>> START DATA SUPPLIED

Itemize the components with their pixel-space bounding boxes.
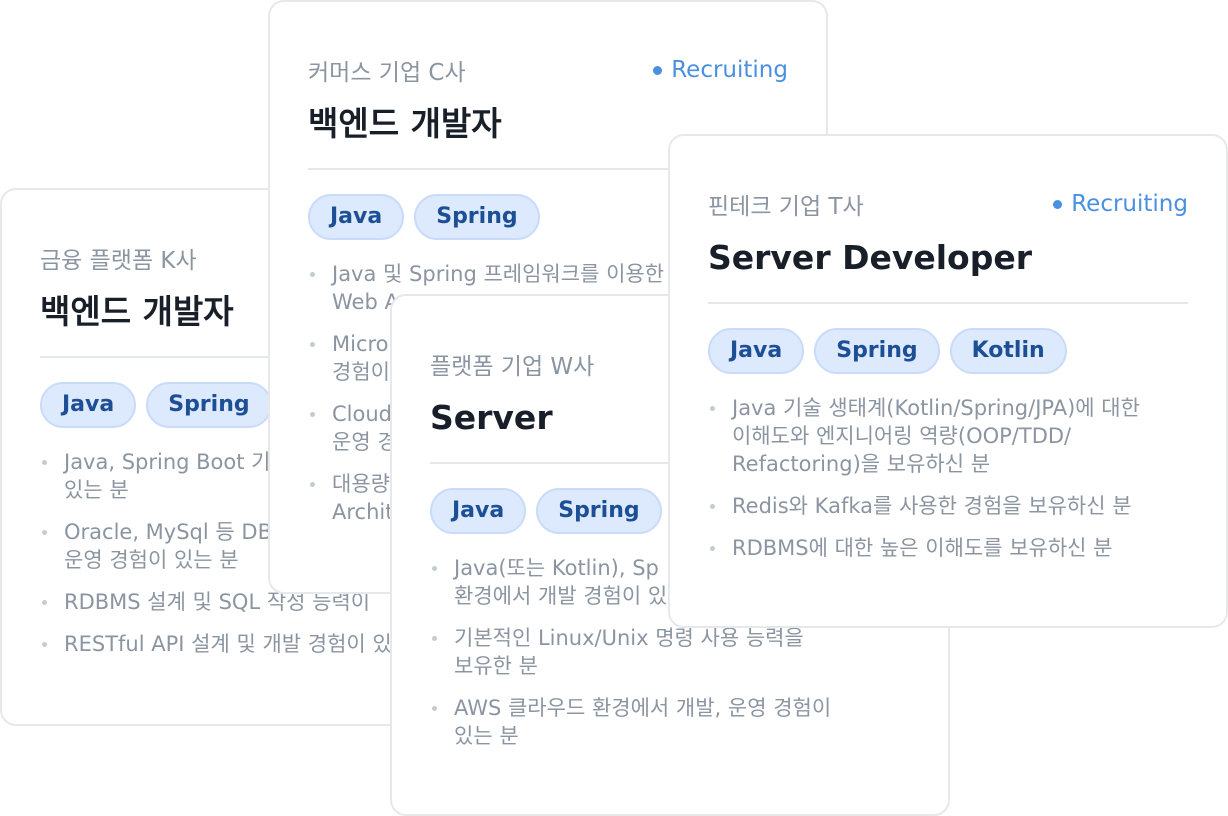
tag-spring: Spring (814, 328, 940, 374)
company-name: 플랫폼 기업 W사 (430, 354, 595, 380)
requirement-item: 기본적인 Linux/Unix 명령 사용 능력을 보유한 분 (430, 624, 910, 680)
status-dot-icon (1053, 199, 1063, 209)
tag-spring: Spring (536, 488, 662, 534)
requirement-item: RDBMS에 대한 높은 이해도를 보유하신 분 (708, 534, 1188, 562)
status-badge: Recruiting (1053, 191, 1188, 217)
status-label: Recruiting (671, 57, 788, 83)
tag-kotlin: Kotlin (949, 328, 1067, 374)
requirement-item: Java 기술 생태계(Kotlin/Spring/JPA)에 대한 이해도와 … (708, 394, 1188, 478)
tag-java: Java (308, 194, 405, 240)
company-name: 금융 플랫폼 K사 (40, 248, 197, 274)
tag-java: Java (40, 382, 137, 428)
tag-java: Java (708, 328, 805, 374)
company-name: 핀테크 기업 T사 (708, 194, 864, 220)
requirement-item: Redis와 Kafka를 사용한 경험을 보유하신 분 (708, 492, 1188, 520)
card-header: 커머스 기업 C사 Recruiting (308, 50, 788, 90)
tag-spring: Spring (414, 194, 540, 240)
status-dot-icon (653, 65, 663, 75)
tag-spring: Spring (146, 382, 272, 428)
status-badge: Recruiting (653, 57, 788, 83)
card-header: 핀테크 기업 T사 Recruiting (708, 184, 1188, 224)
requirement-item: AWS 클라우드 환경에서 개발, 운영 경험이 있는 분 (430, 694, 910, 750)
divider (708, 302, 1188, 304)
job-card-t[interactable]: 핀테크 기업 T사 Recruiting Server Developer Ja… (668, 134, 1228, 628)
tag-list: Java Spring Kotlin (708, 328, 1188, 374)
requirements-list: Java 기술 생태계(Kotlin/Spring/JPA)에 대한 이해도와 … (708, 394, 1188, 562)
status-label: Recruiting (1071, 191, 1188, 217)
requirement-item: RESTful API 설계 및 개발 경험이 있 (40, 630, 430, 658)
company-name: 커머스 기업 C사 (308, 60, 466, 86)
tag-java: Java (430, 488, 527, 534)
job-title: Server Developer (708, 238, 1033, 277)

>> END DATA SUPPLIED
>> START DATA SUPPLIED

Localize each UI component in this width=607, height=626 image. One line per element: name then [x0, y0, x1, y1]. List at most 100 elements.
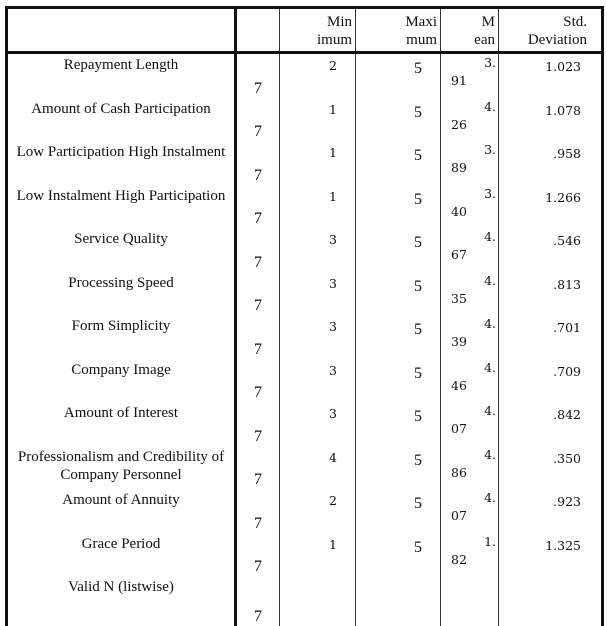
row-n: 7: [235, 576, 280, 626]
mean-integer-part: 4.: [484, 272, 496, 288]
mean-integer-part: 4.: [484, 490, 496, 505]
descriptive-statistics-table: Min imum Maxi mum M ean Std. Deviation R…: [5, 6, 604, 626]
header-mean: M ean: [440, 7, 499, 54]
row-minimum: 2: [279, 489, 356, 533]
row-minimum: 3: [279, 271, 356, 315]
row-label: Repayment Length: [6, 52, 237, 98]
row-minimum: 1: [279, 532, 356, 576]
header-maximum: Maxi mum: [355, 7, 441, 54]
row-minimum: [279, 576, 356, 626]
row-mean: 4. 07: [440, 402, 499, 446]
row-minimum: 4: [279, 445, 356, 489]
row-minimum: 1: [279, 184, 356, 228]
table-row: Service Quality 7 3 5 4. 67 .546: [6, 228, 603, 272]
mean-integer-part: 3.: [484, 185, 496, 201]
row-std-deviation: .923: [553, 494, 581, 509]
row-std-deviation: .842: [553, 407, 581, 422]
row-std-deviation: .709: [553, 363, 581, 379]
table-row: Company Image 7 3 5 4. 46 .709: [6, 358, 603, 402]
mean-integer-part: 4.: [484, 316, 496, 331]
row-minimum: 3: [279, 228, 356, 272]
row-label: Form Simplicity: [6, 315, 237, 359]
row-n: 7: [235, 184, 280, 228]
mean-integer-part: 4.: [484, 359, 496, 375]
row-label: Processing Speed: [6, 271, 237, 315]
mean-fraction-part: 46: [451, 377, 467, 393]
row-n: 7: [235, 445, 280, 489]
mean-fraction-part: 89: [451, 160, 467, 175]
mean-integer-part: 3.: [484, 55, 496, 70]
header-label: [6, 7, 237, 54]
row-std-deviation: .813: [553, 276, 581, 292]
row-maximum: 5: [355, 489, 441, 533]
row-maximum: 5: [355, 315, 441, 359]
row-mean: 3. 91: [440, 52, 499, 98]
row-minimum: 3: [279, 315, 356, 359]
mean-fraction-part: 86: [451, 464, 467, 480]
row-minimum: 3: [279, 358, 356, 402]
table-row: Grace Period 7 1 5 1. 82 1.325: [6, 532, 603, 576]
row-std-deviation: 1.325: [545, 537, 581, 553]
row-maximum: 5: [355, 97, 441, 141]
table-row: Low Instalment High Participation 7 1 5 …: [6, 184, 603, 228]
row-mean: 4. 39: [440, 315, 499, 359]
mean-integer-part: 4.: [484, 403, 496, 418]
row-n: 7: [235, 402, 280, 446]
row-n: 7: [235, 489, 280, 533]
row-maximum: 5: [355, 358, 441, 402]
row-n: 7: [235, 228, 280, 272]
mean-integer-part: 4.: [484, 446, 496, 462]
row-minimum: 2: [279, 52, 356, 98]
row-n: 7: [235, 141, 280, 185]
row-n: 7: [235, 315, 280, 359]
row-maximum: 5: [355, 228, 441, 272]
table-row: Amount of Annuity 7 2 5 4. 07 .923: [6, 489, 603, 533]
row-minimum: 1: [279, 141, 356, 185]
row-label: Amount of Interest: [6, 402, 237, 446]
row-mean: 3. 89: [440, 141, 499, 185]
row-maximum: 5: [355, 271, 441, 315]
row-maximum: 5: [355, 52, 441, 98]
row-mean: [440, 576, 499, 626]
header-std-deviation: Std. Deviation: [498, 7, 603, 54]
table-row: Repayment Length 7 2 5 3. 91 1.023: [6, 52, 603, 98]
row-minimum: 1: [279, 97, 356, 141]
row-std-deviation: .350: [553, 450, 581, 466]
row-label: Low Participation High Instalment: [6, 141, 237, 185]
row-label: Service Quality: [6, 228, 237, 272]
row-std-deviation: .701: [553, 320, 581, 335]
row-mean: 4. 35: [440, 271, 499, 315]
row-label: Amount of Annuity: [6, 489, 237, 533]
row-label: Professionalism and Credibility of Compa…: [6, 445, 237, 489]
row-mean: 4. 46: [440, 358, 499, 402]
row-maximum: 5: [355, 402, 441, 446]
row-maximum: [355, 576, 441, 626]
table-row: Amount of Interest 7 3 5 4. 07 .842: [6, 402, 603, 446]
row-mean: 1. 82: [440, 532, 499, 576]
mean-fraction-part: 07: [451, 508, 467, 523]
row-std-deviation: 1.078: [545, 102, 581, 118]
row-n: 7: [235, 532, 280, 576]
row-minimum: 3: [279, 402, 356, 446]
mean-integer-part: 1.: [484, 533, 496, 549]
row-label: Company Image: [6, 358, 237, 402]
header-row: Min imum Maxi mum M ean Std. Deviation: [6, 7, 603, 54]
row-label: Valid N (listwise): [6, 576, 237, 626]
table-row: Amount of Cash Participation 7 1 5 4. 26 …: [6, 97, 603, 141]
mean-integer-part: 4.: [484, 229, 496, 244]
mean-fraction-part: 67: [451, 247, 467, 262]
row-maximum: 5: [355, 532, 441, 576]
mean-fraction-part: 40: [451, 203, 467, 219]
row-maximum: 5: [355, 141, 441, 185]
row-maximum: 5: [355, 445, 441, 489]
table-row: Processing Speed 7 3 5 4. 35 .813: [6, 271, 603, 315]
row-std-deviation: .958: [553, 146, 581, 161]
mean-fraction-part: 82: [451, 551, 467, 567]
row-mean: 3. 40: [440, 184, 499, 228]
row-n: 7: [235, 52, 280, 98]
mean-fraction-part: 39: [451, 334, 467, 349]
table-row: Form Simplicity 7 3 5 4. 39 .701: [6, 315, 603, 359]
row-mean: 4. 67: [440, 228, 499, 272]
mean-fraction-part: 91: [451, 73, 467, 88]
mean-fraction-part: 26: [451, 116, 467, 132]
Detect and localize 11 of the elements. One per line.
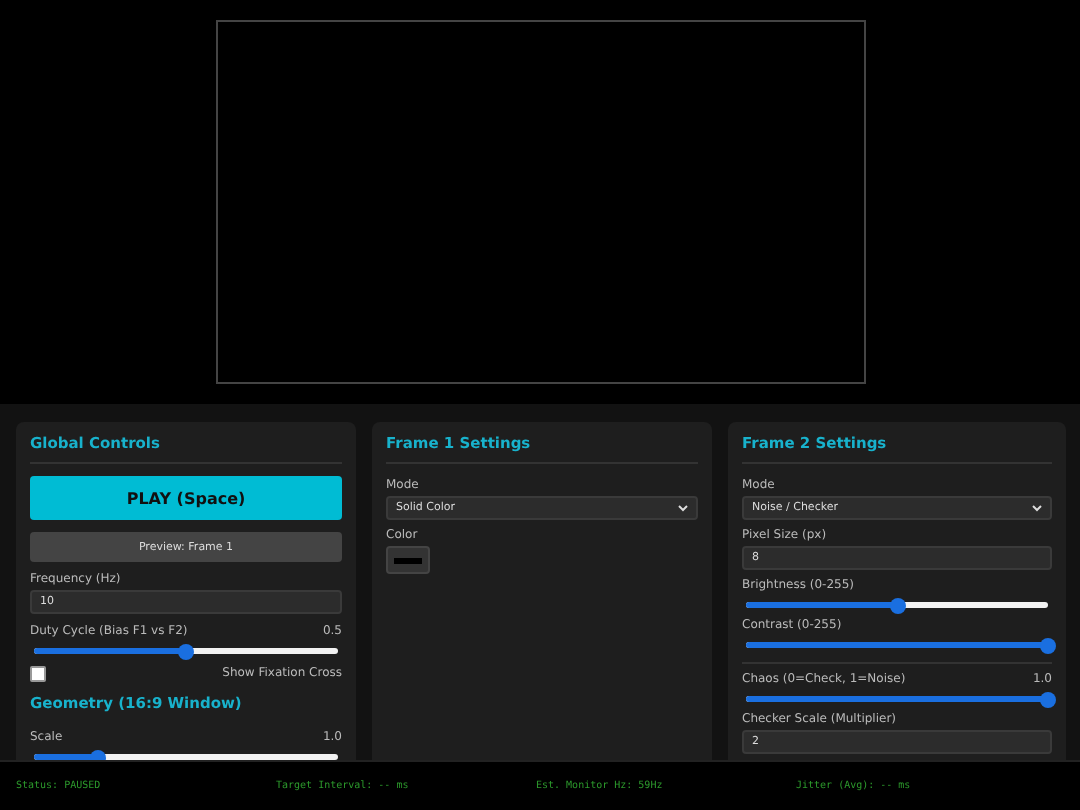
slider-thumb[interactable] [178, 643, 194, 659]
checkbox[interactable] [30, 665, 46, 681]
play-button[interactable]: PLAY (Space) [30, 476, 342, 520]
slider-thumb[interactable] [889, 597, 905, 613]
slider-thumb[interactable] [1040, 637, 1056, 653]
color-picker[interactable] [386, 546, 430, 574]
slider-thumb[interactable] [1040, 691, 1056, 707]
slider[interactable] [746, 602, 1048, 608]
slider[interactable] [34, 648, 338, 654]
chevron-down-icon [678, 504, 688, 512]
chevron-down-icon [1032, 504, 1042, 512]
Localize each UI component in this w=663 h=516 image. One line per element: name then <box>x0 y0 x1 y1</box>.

>> END DATA SUPPLIED
>> START DATA SUPPLIED

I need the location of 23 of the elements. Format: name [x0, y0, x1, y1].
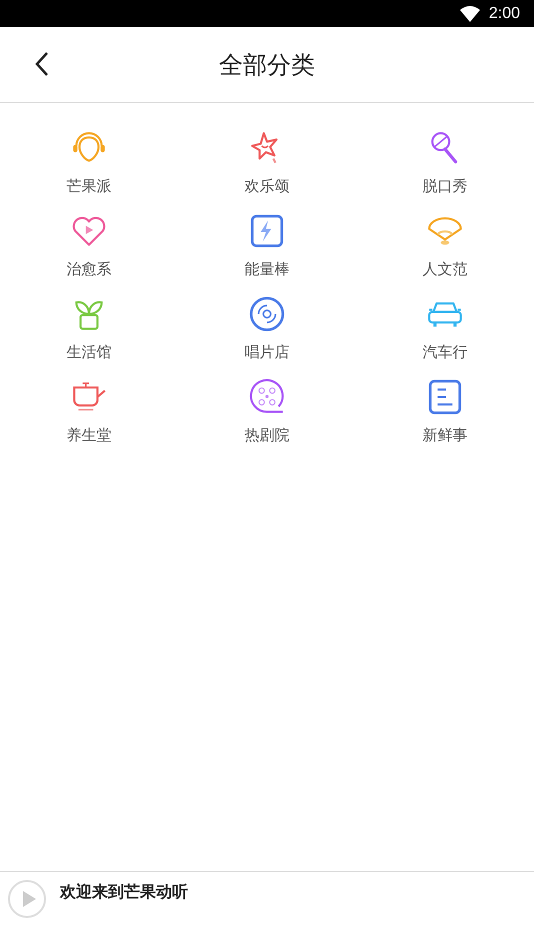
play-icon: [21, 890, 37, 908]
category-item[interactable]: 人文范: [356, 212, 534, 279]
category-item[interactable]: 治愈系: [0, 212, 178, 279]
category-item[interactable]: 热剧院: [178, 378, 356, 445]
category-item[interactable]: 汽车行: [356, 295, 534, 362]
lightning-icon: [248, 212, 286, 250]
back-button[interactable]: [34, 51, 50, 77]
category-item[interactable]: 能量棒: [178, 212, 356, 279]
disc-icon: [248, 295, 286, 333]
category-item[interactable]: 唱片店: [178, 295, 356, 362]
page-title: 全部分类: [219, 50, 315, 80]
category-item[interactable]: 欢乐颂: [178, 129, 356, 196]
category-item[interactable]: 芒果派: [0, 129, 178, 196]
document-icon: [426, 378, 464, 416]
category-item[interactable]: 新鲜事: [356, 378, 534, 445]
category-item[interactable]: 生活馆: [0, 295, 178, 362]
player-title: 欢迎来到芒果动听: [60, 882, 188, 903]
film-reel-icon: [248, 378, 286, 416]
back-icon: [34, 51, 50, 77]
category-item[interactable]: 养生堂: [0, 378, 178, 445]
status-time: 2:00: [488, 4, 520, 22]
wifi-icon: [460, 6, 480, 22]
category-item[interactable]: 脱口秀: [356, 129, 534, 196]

>> END DATA SUPPLIED

** EXERCISE BRIEF **
Output the rows starting at the line containing "slider-thumb[interactable] [178, 643, 194, 659]" and ending at the line containing "Localize each UI component in this w=663", exactly as they appear above.

** OUTPUT BELOW **
slider-thumb[interactable] [178, 643, 194, 659]
checkbox[interactable] [30, 665, 46, 681]
play-button[interactable]: PLAY (Space) [30, 476, 342, 520]
slider-thumb[interactable] [889, 597, 905, 613]
slider-thumb[interactable] [1040, 637, 1056, 653]
color-picker[interactable] [386, 546, 430, 574]
slider-thumb[interactable] [1040, 691, 1056, 707]
slider[interactable] [746, 602, 1048, 608]
slider[interactable] [34, 648, 338, 654]
chevron-down-icon [678, 504, 688, 512]
chevron-down-icon [1032, 504, 1042, 512]
Localize each UI component in this w=663 h=516 image. One line per element: name then <box>x0 y0 x1 y1</box>.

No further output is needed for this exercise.